>> start

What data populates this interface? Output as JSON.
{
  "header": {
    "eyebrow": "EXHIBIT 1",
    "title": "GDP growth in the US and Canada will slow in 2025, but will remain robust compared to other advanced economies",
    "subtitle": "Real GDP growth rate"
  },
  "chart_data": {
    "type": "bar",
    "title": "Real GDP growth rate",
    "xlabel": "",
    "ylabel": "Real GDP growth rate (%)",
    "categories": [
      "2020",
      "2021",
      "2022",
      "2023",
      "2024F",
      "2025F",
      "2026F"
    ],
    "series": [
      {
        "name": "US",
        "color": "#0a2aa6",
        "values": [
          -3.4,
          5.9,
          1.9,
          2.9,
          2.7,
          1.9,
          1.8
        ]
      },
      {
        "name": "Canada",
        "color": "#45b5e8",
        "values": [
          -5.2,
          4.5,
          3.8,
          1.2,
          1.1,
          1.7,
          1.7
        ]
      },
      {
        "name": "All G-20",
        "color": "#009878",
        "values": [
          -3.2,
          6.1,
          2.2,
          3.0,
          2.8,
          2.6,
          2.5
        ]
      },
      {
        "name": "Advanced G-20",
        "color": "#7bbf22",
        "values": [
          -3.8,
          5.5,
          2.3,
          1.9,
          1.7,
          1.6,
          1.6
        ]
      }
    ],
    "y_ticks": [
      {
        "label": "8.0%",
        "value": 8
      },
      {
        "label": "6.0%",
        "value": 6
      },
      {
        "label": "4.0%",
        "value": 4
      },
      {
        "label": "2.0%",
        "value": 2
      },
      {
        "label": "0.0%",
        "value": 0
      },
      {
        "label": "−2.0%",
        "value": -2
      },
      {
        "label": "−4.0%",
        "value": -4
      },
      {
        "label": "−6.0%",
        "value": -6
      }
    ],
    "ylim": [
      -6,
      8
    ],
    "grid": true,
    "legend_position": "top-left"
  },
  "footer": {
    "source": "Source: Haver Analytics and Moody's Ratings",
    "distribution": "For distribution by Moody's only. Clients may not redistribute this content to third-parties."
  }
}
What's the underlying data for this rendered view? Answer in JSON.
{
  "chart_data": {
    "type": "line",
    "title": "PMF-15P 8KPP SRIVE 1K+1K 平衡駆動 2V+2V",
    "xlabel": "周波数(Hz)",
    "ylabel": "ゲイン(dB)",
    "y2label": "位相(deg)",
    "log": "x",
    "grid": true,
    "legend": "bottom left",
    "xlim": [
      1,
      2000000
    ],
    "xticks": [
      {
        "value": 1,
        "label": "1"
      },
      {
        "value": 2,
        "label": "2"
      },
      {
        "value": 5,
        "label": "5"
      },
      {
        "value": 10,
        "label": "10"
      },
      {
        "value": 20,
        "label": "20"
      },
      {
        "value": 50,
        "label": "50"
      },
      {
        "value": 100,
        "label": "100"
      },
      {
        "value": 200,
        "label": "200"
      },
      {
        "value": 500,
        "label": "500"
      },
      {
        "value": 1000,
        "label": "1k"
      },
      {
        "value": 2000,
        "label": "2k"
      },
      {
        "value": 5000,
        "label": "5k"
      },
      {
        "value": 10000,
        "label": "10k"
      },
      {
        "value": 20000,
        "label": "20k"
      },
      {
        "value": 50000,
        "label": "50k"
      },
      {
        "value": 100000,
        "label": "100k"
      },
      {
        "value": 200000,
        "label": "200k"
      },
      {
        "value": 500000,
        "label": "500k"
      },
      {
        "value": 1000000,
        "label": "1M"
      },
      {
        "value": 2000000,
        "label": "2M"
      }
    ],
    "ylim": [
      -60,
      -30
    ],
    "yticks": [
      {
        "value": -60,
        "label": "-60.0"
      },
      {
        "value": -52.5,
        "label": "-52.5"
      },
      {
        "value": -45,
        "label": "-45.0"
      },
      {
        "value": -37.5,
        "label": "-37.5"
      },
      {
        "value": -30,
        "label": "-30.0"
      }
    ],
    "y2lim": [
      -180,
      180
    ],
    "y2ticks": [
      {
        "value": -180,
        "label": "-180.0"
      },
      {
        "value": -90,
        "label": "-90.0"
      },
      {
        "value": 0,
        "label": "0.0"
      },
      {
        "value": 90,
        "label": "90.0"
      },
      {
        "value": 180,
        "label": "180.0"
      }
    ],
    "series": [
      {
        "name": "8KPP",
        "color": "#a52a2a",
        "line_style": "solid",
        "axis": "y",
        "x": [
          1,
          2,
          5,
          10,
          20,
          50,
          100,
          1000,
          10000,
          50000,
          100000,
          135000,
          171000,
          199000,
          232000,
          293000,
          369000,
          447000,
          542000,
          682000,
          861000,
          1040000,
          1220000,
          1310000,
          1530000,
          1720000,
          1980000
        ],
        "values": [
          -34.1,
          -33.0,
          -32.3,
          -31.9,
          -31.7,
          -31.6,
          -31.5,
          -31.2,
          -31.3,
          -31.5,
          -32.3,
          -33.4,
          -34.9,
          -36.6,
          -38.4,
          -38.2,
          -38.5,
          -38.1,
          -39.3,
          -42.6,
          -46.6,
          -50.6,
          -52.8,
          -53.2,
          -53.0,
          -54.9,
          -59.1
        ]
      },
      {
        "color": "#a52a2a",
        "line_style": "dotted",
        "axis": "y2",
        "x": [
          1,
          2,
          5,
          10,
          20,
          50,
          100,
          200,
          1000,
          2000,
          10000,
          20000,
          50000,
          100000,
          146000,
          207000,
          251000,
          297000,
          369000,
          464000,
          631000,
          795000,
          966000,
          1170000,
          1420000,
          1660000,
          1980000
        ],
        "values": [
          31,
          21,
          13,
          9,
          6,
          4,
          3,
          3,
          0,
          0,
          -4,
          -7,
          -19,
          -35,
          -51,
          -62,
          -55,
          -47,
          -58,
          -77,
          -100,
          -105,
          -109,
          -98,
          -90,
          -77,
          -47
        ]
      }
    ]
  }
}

>> end

REQUIRED WORK –
From the records above, pull out each line that has "What".

SOLVED EXERCISE –
What data populates this interface? Output as JSON.
What's the underlying data for this rendered view? Answer in JSON.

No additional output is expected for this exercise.